Saved entries:
————————

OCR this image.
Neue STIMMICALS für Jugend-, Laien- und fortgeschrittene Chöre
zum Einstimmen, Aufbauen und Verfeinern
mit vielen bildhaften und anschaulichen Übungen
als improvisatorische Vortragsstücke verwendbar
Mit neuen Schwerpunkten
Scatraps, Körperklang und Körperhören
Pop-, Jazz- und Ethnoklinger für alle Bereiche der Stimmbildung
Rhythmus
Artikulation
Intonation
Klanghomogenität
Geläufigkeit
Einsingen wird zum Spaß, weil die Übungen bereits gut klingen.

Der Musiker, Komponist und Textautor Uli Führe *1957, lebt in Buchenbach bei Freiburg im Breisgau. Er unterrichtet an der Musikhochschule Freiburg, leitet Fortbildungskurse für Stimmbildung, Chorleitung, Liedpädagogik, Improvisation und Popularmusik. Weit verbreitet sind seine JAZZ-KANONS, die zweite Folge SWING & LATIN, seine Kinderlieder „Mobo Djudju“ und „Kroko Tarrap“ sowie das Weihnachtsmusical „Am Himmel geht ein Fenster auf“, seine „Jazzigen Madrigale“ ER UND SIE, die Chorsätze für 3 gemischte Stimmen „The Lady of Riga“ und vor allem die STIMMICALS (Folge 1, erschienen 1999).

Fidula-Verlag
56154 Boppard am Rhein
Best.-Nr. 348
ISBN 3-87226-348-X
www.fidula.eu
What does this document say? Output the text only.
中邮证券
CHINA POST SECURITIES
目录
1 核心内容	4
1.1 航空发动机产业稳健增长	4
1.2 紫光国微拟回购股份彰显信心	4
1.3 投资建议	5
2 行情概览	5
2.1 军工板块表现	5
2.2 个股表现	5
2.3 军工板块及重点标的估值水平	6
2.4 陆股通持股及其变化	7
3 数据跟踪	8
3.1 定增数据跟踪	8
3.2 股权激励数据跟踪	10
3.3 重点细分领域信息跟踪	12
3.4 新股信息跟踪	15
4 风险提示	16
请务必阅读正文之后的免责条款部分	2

————————

> **TASK**:
Please retype, exactly as written, every line from the line containing "What does this" through the last line of the records above, including both of those lines, and nothing else.

> **CORRECT OUTPUT**:
What does this document say? Output the text only.
中邮证券
CHINA POST SECURITIES
目录
1 核心内容	4
1.1 航空发动机产业稳健增长	4
1.2 紫光国微拟回购股份彰显信心	4
1.3 投资建议	5
2 行情概览	5
2.1 军工板块表现	5
2.2 个股表现	5
2.3 军工板块及重点标的估值水平	6
2.4 陆股通持股及其变化	7
3 数据跟踪	8
3.1 定增数据跟踪	8
3.2 股权激励数据跟踪	10
3.3 重点细分领域信息跟踪	12
3.4 新股信息跟踪	15
4 风险提示	16
请务必阅读正文之后的免责条款部分	2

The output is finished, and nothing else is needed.